Data extracted from a collection
═══
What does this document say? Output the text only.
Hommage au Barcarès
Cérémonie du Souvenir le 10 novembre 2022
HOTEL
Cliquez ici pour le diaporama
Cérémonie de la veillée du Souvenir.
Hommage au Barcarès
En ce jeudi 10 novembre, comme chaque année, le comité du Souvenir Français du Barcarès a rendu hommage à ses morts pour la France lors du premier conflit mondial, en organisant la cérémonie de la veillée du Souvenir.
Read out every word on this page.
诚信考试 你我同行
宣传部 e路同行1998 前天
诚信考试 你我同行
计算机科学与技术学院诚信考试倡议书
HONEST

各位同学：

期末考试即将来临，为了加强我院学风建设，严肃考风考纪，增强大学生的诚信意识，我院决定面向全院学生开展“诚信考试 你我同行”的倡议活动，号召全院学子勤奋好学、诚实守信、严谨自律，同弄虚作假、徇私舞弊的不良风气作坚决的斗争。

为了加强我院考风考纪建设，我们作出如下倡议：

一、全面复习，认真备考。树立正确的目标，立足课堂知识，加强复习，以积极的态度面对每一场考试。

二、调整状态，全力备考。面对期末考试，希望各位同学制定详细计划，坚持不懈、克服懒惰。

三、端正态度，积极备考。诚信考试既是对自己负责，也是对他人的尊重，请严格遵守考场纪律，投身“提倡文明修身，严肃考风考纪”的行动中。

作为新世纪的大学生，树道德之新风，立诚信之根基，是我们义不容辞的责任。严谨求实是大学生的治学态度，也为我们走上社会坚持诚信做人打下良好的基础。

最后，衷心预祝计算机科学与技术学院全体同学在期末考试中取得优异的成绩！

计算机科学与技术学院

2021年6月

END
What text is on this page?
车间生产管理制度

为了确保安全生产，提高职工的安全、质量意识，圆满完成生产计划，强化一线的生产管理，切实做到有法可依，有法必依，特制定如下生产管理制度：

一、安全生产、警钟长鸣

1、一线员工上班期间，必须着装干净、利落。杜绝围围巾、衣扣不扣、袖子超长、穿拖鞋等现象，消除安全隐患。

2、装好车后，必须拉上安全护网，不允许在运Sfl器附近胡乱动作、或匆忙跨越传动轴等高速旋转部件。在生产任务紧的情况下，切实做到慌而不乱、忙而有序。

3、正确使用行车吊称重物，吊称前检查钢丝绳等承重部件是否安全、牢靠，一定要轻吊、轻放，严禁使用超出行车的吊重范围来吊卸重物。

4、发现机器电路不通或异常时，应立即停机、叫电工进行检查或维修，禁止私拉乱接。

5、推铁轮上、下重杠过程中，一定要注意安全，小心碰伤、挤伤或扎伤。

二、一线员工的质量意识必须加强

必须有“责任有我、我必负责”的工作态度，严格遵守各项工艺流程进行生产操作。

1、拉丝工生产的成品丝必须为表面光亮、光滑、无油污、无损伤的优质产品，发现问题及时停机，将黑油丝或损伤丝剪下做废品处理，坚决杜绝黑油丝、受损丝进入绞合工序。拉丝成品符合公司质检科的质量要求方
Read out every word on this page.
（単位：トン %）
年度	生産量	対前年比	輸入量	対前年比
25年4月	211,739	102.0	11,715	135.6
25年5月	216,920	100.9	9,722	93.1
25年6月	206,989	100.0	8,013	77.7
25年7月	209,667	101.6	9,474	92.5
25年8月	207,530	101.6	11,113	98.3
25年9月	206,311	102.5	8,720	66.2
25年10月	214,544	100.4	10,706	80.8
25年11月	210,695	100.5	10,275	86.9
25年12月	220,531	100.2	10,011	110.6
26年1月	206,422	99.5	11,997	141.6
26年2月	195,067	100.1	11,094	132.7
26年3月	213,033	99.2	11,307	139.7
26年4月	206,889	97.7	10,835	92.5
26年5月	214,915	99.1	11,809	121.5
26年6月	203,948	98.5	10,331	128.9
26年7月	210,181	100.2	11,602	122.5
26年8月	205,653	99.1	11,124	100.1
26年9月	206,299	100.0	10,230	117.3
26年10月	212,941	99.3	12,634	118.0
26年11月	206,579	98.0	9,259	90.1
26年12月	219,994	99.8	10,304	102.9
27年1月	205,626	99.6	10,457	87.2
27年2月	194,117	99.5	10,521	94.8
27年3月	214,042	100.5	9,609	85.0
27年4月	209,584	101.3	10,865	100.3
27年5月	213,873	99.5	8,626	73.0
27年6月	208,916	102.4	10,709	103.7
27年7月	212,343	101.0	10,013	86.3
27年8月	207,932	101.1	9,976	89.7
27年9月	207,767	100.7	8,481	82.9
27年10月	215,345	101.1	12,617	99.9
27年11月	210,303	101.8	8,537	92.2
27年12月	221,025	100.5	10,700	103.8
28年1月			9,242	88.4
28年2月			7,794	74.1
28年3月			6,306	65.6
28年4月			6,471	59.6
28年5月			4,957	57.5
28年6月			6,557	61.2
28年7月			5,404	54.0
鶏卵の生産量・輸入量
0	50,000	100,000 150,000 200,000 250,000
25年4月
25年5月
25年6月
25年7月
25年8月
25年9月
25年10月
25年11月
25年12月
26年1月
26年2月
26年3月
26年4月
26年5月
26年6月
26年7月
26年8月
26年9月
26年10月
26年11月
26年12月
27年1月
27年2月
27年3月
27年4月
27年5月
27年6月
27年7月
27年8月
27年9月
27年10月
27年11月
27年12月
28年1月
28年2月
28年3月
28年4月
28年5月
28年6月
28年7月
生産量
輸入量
═══
▶ [What needs to be done]: Set all of the records down again, exactly as they stand.

▶ [Result of this exercise]:
What does this document say? Output the text only.
Hommage au Barcarès
Cérémonie du Souvenir le 10 novembre 2022
HOTEL
Cliquez ici pour le diaporama
Cérémonie de la veillée du Souvenir.
Hommage au Barcarès
En ce jeudi 10 novembre, comme chaque année, le comité du Souvenir Français du Barcarès a rendu hommage à ses morts pour la France lors du premier conflit mondial, en organisant la cérémonie de la veillée du Souvenir.
Read out every word on this page.
诚信考试 你我同行
宣传部 e路同行1998 前天
诚信考试 你我同行
计算机科学与技术学院诚信考试倡议书
HONEST

各位同学：

期末考试即将来临，为了加强我院学风建设，严肃考风考纪，增强大学生的诚信意识，我院决定面向全院学生开展“诚信考试 你我同行”的倡议活动，号召全院学子勤奋好学、诚实守信、严谨自律，同弄虚作假、徇私舞弊的不良风气作坚决的斗争。

为了加强我院考风考纪建设，我们作出如下倡议：

一、全面复习，认真备考。树立正确的目标，立足课堂知识，加强复习，以积极的态度面对每一场考试。

二、调整状态，全力备考。面对期末考试，希望各位同学制定详细计划，坚持不懈、克服懒惰。

三、端正态度，积极备考。诚信考试既是对自己负责，也是对他人的尊重，请严格遵守考场纪律，投身“提倡文明修身，严肃考风考纪”的行动中。

作为新世纪的大学生，树道德之新风，立诚信之根基，是我们义不容辞的责任。严谨求实是大学生的治学态度，也为我们走上社会坚持诚信做人打下良好的基础。

最后，衷心预祝计算机科学与技术学院全体同学在期末考试中取得优异的成绩！

计算机科学与技术学院

2021年6月

END
What text is on this page?
车间生产管理制度

为了确保安全生产，提高职工的安全、质量意识，圆满完成生产计划，强化一线的生产管理，切实做到有法可依，有法必依，特制定如下生产管理制度：

一、安全生产、警钟长鸣

1、一线员工上班期间，必须着装干净、利落。杜绝围围巾、衣扣不扣、袖子超长、穿拖鞋等现象，消除安全隐患。

2、装好车后，必须拉上安全护网，不允许在运Sfl器附近胡乱动作、或匆忙跨越传动轴等高速旋转部件。在生产任务紧的情况下，切实做到慌而不乱、忙而有序。

3、正确使用行车吊称重物，吊称前检查钢丝绳等承重部件是否安全、牢靠，一定要轻吊、轻放，严禁使用超出行车的吊重范围来吊卸重物。

4、发现机器电路不通或异常时，应立即停机、叫电工进行检查或维修，禁止私拉乱接。

5、推铁轮上、下重杠过程中，一定要注意安全，小心碰伤、挤伤或扎伤。

二、一线员工的质量意识必须加强

必须有“责任有我、我必负责”的工作态度，严格遵守各项工艺流程进行生产操作。

1、拉丝工生产的成品丝必须为表面光亮、光滑、无油污、无损伤的优质产品，发现问题及时停机，将黑油丝或损伤丝剪下做废品处理，坚决杜绝黑油丝、受损丝进入绞合工序。拉丝成品符合公司质检科的质量要求方
Read out every word on this page.
（単位：トン %）
年度	生産量	対前年比	輸入量	対前年比
25年4月	211,739	102.0	11,715	135.6
25年5月	216,920	100.9	9,722	93.1
25年6月	206,989	100.0	8,013	77.7
25年7月	209,667	101.6	9,474	92.5
25年8月	207,530	101.6	11,113	98.3
25年9月	206,311	102.5	8,720	66.2
25年10月	214,544	100.4	10,706	80.8
25年11月	210,695	100.5	10,275	86.9
25年12月	220,531	100.2	10,011	110.6
26年1月	206,422	99.5	11,997	141.6
26年2月	195,067	100.1	11,094	132.7
26年3月	213,033	99.2	11,307	139.7
26年4月	206,889	97.7	10,835	92.5
26年5月	214,915	99.1	11,809	121.5
26年6月	203,948	98.5	10,331	128.9
26年7月	210,181	100.2	11,602	122.5
26年8月	205,653	99.1	11,124	100.1
26年9月	206,299	100.0	10,230	117.3
26年10月	212,941	99.3	12,634	118.0
26年11月	206,579	98.0	9,259	90.1
26年12月	219,994	99.8	10,304	102.9
27年1月	205,626	99.6	10,457	87.2
27年2月	194,117	99.5	10,521	94.8
27年3月	214,042	100.5	9,609	85.0
27年4月	209,584	101.3	10,865	100.3
27年5月	213,873	99.5	8,626	73.0
27年6月	208,916	102.4	10,709	103.7
27年7月	212,343	101.0	10,013	86.3
27年8月	207,932	101.1	9,976	89.7
27年9月	207,767	100.7	8,481	82.9
27年10月	215,345	101.1	12,617	99.9
27年11月	210,303	101.8	8,537	92.2
27年12月	221,025	100.5	10,700	103.8
28年1月			9,242	88.4
28年2月			7,794	74.1
28年3月			6,306	65.6
28年4月			6,471	59.6
28年5月			4,957	57.5
28年6月			6,557	61.2
28年7月			5,404	54.0
鶏卵の生産量・輸入量
0	50,000	100,000 150,000 200,000 250,000
25年4月
25年5月
25年6月
25年7月
25年8月
25年9月
25年10月
25年11月
25年12月
26年1月
26年2月
26年3月
26年4月
26年5月
26年6月
26年7月
26年8月
26年9月
26年10月
26年11月
26年12月
27年1月
27年2月
27年3月
27年4月
27年5月
27年6月
27年7月
27年8月
27年9月
27年10月
27年11月
27年12月
28年1月
28年2月
28年3月
28年4月
28年5月
28年6月
28年7月
生産量
輸入量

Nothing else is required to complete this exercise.